# DESCRIPTION OF THE TASK
Pull every "into" line out of the data below.

# ENTRIES PROVIDED
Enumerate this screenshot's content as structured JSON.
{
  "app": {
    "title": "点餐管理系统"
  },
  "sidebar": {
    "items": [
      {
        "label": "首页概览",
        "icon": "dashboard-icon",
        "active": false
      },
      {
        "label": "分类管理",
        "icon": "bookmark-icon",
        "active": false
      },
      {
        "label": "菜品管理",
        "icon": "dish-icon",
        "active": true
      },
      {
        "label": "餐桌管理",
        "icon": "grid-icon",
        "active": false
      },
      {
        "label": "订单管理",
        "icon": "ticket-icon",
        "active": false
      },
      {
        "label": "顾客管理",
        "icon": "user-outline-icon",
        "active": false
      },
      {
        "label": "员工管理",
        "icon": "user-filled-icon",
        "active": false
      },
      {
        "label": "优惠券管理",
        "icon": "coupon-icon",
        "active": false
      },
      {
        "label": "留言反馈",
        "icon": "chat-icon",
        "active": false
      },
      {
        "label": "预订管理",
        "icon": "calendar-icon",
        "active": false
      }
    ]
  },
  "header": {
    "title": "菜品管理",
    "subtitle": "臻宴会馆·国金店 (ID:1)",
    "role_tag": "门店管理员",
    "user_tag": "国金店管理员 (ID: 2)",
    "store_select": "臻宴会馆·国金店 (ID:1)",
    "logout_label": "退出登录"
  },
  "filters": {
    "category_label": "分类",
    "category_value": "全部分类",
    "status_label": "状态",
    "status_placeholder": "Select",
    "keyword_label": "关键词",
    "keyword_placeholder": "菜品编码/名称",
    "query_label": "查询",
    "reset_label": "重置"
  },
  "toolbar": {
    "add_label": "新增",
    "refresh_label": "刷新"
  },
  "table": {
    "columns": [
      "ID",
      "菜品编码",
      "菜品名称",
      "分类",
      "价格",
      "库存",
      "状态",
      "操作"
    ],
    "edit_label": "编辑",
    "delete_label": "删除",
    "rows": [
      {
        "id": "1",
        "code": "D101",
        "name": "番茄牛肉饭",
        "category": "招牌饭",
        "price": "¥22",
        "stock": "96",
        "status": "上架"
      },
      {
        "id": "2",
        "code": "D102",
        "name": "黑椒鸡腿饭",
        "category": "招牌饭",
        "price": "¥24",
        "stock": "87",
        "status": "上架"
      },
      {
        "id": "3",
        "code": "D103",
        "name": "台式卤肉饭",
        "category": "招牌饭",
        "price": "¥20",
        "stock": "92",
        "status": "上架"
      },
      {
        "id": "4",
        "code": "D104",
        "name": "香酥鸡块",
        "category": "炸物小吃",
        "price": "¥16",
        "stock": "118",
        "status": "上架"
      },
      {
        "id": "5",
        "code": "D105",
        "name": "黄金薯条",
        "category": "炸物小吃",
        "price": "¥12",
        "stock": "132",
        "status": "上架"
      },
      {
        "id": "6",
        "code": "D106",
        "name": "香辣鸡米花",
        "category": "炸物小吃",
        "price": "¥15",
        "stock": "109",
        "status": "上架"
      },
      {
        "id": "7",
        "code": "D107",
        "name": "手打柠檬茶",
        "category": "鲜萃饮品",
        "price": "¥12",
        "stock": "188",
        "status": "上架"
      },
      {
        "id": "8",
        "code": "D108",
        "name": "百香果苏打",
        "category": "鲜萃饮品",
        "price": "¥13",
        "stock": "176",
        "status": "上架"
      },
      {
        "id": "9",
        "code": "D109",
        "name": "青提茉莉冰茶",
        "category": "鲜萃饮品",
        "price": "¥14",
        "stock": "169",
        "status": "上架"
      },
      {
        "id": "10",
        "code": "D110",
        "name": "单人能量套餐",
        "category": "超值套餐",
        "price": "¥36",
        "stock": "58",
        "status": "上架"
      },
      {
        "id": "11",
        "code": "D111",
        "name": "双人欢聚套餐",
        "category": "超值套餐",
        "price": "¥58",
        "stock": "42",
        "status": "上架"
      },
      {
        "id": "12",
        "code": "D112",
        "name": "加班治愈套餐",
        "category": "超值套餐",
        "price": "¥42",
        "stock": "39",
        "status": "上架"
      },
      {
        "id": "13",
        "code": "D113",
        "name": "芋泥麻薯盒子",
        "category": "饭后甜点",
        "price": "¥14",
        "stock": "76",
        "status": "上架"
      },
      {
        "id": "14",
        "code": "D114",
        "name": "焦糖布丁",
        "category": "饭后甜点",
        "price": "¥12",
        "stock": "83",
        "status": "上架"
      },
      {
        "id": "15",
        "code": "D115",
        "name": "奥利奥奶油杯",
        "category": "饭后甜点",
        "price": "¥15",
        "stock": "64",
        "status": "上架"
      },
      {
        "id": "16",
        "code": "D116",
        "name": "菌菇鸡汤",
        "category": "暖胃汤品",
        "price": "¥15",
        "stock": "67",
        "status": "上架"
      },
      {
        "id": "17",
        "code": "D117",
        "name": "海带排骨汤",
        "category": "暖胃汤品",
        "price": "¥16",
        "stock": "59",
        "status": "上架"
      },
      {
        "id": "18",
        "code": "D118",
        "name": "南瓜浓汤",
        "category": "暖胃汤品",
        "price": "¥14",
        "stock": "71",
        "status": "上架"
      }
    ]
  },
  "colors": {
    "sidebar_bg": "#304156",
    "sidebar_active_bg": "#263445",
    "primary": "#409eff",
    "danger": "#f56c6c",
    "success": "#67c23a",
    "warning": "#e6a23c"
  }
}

==

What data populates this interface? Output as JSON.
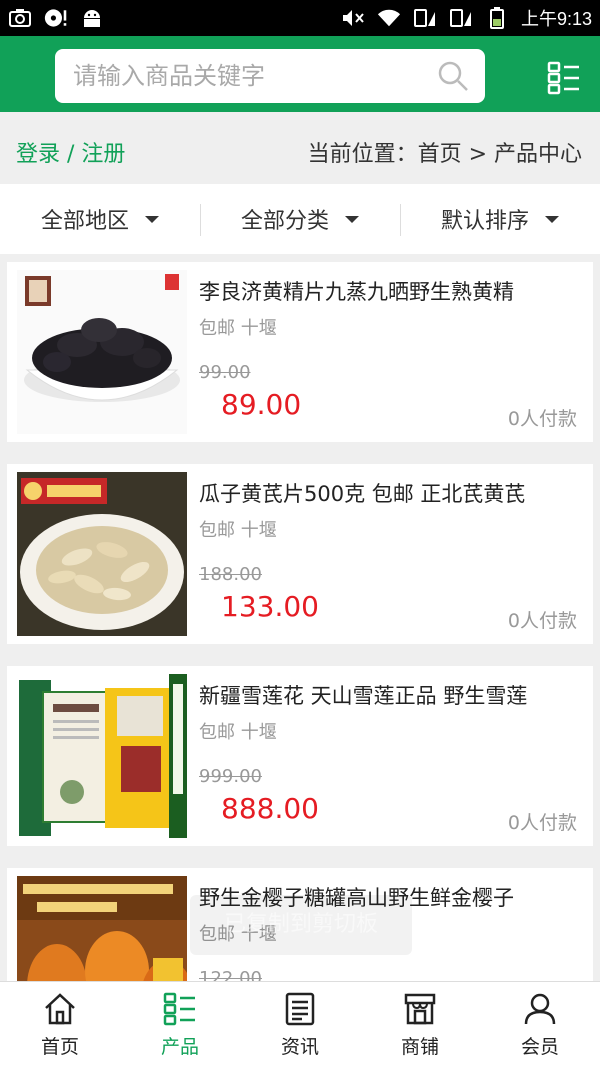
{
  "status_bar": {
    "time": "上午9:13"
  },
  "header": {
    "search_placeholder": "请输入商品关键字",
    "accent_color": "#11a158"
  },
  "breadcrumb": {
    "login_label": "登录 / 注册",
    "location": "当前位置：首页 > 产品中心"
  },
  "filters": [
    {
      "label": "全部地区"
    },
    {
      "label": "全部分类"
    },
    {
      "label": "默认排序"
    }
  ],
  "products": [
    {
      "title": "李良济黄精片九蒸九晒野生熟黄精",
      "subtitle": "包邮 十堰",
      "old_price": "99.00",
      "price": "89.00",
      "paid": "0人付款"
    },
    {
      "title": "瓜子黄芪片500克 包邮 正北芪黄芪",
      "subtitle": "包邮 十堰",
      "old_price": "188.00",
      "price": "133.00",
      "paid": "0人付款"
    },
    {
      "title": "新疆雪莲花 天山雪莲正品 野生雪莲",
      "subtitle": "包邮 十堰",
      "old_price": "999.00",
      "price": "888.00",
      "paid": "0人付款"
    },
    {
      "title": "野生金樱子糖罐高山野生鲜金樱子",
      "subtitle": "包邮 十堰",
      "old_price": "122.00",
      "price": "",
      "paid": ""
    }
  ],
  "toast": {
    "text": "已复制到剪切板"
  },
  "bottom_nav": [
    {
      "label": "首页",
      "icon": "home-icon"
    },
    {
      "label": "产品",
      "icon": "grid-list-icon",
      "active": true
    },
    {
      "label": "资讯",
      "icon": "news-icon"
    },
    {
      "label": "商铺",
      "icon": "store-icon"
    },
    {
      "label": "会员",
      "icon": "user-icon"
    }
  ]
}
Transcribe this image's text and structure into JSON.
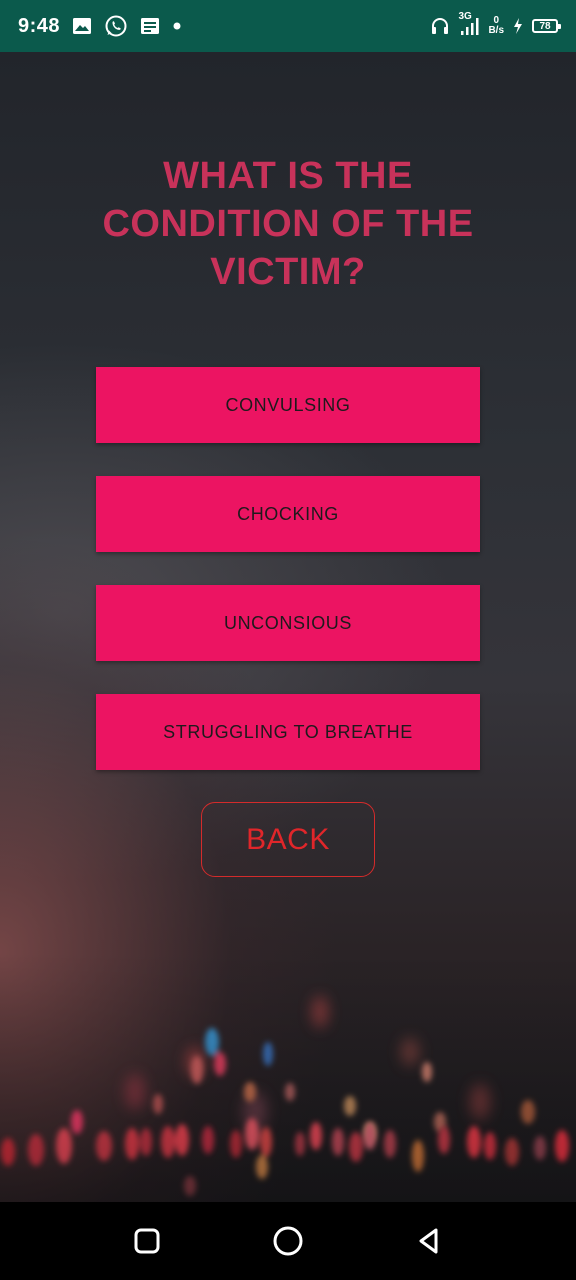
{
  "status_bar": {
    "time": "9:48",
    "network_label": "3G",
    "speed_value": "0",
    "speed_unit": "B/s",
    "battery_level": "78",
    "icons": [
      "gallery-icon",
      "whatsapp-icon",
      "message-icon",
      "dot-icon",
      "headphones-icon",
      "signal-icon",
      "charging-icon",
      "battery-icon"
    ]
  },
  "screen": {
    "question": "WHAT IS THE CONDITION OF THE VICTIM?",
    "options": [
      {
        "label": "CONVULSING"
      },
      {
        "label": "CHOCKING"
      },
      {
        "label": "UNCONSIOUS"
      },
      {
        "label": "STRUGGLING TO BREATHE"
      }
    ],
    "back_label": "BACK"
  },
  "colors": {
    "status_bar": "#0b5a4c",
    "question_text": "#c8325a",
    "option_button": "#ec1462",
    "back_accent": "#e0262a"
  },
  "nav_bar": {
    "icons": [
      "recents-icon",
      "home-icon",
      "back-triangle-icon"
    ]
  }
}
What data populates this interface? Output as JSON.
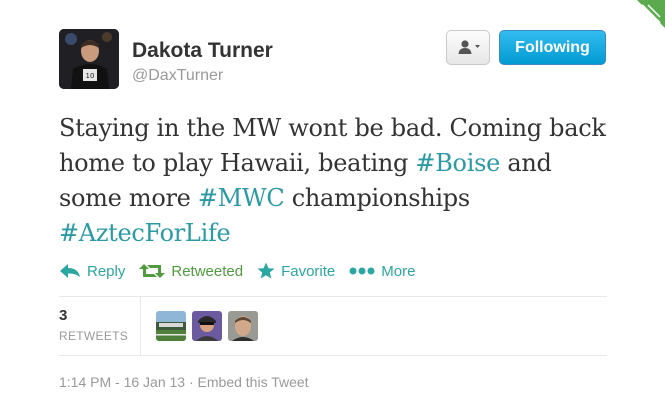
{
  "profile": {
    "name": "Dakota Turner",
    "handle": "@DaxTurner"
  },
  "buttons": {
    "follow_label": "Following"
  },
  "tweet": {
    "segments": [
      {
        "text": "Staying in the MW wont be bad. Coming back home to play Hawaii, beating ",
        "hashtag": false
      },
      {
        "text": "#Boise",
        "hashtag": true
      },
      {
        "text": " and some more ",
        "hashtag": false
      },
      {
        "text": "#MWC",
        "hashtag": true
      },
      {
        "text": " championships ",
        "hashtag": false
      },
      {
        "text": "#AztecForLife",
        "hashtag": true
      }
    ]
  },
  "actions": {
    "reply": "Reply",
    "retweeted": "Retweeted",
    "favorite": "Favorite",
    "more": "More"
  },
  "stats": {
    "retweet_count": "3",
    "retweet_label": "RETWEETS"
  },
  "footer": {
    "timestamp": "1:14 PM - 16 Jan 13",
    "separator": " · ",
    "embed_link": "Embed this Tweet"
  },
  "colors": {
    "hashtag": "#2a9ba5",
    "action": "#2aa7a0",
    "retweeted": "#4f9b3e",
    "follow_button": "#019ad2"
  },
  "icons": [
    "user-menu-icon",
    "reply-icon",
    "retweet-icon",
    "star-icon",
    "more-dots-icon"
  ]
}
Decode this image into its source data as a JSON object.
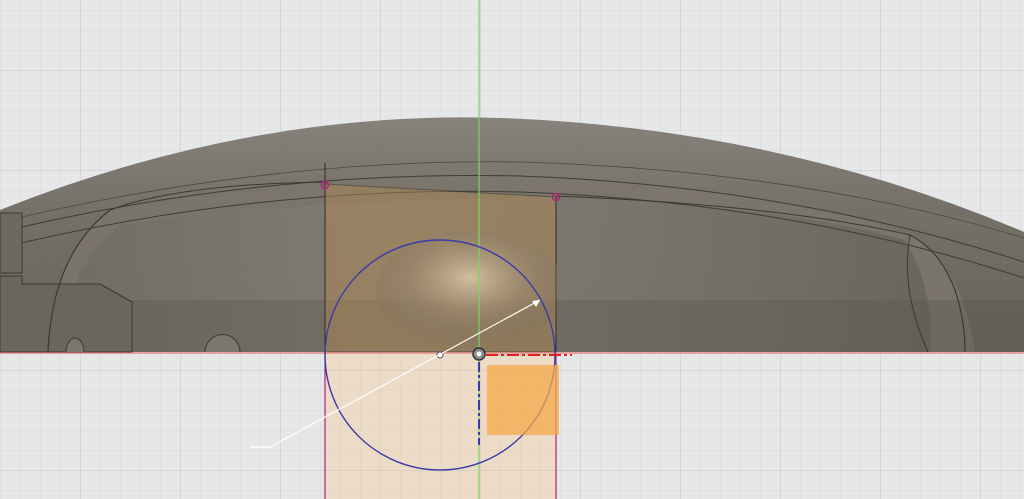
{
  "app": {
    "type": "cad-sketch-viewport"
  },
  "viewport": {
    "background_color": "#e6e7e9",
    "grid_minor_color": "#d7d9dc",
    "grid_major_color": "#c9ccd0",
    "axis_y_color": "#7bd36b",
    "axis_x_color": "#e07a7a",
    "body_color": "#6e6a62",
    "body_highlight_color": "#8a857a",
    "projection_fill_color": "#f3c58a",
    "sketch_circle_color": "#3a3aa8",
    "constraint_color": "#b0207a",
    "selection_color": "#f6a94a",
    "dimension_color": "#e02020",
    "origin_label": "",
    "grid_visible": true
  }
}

# THE RESULT
Transcribe this image's text and structure into JSON.
Decode this image into its source data as a JSON object.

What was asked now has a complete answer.